Figure dataset records
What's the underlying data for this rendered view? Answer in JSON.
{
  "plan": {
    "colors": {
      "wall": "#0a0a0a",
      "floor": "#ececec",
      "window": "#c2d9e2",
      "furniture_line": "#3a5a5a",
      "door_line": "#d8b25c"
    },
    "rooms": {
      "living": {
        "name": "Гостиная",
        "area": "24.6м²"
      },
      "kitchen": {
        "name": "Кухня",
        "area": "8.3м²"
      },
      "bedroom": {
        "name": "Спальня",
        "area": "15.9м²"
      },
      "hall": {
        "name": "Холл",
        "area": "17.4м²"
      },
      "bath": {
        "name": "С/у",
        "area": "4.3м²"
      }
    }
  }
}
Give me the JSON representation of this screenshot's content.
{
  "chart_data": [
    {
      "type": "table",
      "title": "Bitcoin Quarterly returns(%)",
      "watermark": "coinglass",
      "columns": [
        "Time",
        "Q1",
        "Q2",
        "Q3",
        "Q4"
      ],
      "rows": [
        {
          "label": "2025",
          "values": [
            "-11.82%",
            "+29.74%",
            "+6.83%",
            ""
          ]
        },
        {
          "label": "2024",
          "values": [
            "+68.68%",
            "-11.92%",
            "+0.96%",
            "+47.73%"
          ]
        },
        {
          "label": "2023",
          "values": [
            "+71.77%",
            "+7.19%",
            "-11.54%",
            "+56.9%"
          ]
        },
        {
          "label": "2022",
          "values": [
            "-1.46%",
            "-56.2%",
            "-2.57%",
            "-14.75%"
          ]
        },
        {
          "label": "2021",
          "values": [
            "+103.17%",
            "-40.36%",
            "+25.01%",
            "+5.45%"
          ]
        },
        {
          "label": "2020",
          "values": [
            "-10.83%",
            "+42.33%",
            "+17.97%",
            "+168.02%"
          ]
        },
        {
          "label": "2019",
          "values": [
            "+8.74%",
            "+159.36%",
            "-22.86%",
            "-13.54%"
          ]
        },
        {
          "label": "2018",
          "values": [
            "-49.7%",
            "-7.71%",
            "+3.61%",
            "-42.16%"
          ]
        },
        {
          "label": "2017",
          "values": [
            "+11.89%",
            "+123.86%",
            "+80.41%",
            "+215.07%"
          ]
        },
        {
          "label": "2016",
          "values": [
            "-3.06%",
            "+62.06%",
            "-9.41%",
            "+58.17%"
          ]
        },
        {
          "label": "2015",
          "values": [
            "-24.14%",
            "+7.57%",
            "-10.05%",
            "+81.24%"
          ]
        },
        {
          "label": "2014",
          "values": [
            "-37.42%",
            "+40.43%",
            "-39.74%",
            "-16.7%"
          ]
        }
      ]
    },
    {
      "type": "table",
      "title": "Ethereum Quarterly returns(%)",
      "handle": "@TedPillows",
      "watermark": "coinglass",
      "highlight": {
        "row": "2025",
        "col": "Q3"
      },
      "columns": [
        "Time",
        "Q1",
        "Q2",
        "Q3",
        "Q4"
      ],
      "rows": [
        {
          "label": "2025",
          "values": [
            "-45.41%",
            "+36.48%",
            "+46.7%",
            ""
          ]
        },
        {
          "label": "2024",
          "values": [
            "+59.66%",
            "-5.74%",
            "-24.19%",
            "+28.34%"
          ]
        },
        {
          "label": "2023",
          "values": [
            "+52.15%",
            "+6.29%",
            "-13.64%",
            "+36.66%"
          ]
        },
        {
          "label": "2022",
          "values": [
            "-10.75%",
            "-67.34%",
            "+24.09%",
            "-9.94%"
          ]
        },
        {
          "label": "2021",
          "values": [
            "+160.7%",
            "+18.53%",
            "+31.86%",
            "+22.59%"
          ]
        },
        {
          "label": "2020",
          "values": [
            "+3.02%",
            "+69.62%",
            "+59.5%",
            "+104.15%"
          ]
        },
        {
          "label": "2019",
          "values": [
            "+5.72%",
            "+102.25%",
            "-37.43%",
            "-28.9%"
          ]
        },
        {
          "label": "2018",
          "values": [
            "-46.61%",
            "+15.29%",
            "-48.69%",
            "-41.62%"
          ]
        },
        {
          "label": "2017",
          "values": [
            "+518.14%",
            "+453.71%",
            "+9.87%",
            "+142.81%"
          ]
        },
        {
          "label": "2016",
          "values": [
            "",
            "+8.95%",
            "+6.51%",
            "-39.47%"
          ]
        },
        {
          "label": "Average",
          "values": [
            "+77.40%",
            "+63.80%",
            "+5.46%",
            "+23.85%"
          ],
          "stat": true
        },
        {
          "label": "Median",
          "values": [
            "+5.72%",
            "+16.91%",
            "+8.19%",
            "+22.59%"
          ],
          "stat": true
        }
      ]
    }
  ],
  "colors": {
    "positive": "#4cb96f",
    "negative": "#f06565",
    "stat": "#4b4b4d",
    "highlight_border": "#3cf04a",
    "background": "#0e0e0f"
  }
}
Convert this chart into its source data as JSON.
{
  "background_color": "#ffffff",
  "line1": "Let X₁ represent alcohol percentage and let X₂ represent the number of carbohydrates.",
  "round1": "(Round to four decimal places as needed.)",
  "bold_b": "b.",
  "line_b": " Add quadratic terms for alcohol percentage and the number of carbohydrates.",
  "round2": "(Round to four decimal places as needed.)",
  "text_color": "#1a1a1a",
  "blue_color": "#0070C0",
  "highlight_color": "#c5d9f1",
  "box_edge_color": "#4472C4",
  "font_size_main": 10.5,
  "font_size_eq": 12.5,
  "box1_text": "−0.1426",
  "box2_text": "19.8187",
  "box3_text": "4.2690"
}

Work to complete |
Which lines hold the string "this"? Copy all of them from the data above.

The answer |
What's the underlying data for this rendered view? Answer in JSON.
Give me the JSON representation of this screenshot's content.
Convert this chart into its source data as JSON.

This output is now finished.